# BRIEF
Quote all lines below exactly. Images stay out.

--- RECORD EXTRACTS ---

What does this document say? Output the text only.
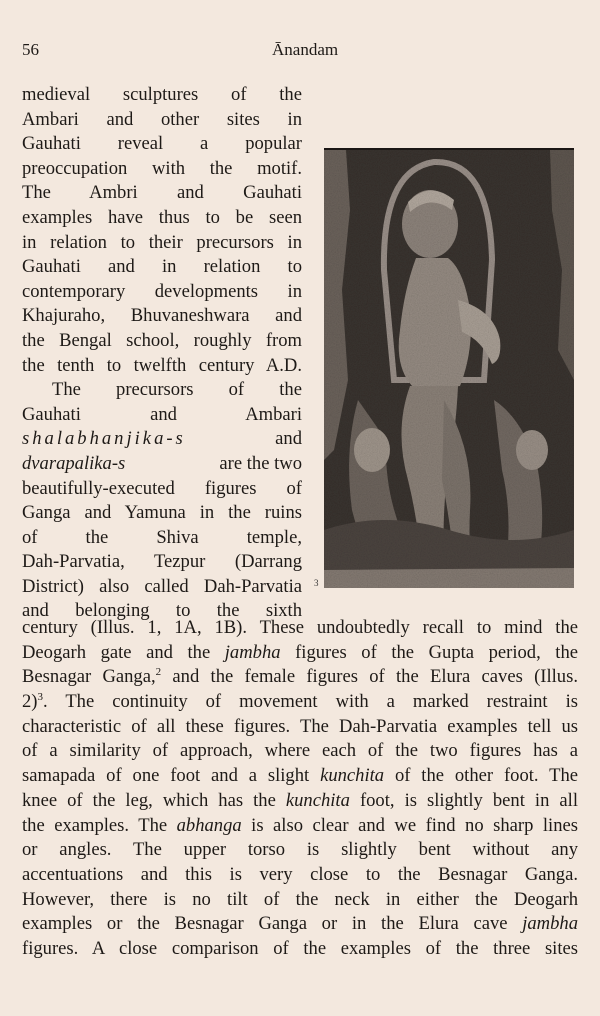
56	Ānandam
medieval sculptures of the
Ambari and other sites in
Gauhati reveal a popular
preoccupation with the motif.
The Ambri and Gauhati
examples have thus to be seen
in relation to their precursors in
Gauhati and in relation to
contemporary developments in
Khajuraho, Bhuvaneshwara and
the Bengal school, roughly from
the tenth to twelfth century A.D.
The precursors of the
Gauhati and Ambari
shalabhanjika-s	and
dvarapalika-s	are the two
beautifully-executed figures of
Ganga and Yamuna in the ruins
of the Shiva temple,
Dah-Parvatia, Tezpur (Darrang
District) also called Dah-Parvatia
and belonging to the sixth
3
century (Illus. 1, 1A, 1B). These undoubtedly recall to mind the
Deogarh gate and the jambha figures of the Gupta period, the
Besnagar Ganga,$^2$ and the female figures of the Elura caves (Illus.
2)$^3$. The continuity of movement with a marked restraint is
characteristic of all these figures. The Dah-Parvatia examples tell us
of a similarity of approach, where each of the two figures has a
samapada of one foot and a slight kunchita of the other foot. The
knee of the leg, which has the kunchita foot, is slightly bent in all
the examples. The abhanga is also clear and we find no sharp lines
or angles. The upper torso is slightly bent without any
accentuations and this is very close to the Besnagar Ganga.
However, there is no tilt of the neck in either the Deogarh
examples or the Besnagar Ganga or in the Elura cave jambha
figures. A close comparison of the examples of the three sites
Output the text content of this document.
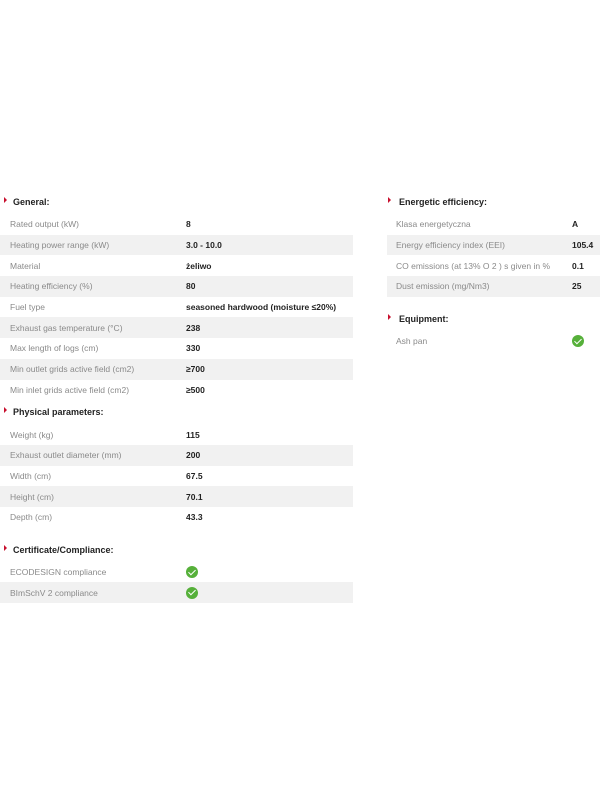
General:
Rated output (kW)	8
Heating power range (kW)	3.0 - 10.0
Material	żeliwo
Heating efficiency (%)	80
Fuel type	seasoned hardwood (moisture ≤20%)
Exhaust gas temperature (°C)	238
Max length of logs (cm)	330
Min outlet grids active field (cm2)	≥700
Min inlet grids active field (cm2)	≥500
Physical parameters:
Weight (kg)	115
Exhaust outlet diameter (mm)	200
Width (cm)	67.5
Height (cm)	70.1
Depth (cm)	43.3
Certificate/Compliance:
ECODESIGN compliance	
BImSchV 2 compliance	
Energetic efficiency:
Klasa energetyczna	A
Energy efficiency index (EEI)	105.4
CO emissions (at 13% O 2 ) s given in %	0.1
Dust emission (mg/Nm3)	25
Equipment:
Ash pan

---

# IN RESPONSE
What does this document say? Output the text only.
56	Ānandam
medieval sculptures of the
Ambari and other sites in
Gauhati reveal a popular
preoccupation with the motif.
The Ambri and Gauhati
examples have thus to be seen
in relation to their precursors in
Gauhati and in relation to
contemporary developments in
Khajuraho, Bhuvaneshwara and
the Bengal school, roughly from
the tenth to twelfth century A.D.
The precursors of the
Gauhati and Ambari
shalabhanjika-s	and
dvarapalika-s	are the two
beautifully-executed figures of
Ganga and Yamuna in the ruins
of the Shiva temple,
Dah-Parvatia, Tezpur (Darrang
District) also called Dah-Parvatia
and belonging to the sixth
3
century (Illus. 1, 1A, 1B). These undoubtedly recall to mind the
Deogarh gate and the jambha figures of the Gupta period, the
Besnagar Ganga,$^2$ and the female figures of the Elura caves (Illus.
2)$^3$. The continuity of movement with a marked restraint is
characteristic of all these figures. The Dah-Parvatia examples tell us
of a similarity of approach, where each of the two figures has a
samapada of one foot and a slight kunchita of the other foot. The
knee of the leg, which has the kunchita foot, is slightly bent in all
the examples. The abhanga is also clear and we find no sharp lines
or angles. The upper torso is slightly bent without any
accentuations and this is very close to the Besnagar Ganga.
However, there is no tilt of the neck in either the Deogarh
examples or the Besnagar Ganga or in the Elura cave jambha
figures. A close comparison of the examples of the three sites
Output the text content of this document.
General:
Rated output (kW)	8
Heating power range (kW)	3.0 - 10.0
Material	żeliwo
Heating efficiency (%)	80
Fuel type	seasoned hardwood (moisture ≤20%)
Exhaust gas temperature (°C)	238
Max length of logs (cm)	330
Min outlet grids active field (cm2)	≥700
Min inlet grids active field (cm2)	≥500
Physical parameters:
Weight (kg)	115
Exhaust outlet diameter (mm)	200
Width (cm)	67.5
Height (cm)	70.1
Depth (cm)	43.3
Certificate/Compliance:
ECODESIGN compliance	
BImSchV 2 compliance	
Energetic efficiency:
Klasa energetyczna	A
Energy efficiency index (EEI)	105.4
CO emissions (at 13% O 2 ) s given in %	0.1
Dust emission (mg/Nm3)	25
Equipment:
Ash pan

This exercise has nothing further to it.